--- Start Provided data ---
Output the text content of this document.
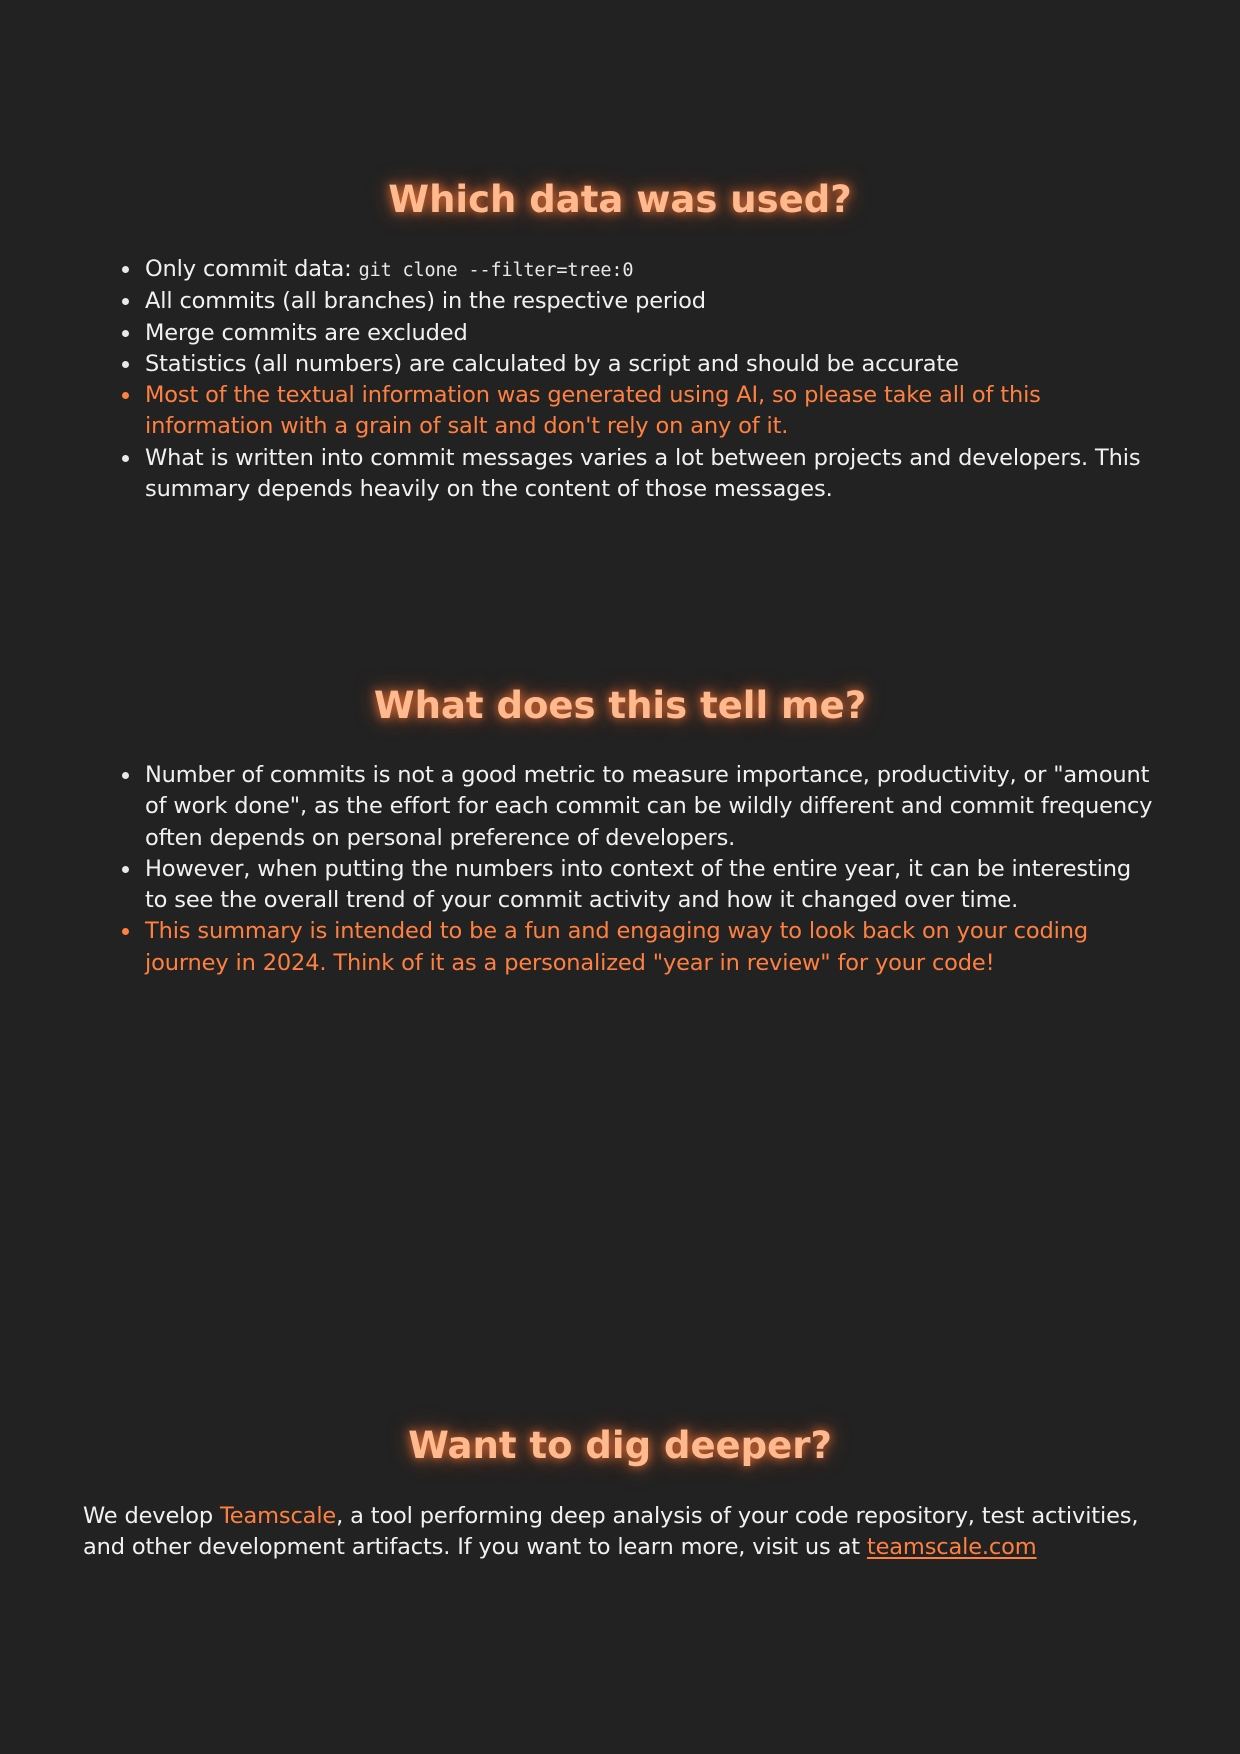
Which data was used?
Only commit data: git clone --filter=tree:0
All commits (all branches) in the respective period
Merge commits are excluded
Statistics (all numbers) are calculated by a script and should be accurate
Most of the textual information was generated using AI, so please take all of this information with a grain of salt and don't rely on any of it.
What is written into commit messages varies a lot between projects and developers. This summary depends heavily on the content of those messages.
What does this tell me?
Number of commits is not a good metric to measure importance, productivity, or "amount of work done", as the effort for each commit can be wildly different and commit frequency often depends on personal preference of developers.
However, when putting the numbers into context of the entire year, it can be interesting to see the overall trend of your commit activity and how it changed over time.
This summary is intended to be a fun and engaging way to look back on your coding journey in 2024. Think of it as a personalized "year in review" for your code!
Want to dig deeper?

We develop Teamscale, a tool performing deep analysis of your code repository, test activities, and other development artifacts. If you want to learn more, visit us at teamscale.com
--- End Provided data ---
Print the listing above in full, exactly as written. Omit any pictures.

• [Output for this exercise]
Output the text content of this document.
Which data was used?
Only commit data: git clone --filter=tree:0
All commits (all branches) in the respective period
Merge commits are excluded
Statistics (all numbers) are calculated by a script and should be accurate
Most of the textual information was generated using AI, so please take all of this information with a grain of salt and don't rely on any of it.
What is written into commit messages varies a lot between projects and developers. This summary depends heavily on the content of those messages.
What does this tell me?
Number of commits is not a good metric to measure importance, productivity, or "amount of work done", as the effort for each commit can be wildly different and commit frequency often depends on personal preference of developers.
However, when putting the numbers into context of the entire year, it can be interesting to see the overall trend of your commit activity and how it changed over time.
This summary is intended to be a fun and engaging way to look back on your coding journey in 2024. Think of it as a personalized "year in review" for your code!
Want to dig deeper?

We develop Teamscale, a tool performing deep analysis of your code repository, test activities, and other development artifacts. If you want to learn more, visit us at teamscale.com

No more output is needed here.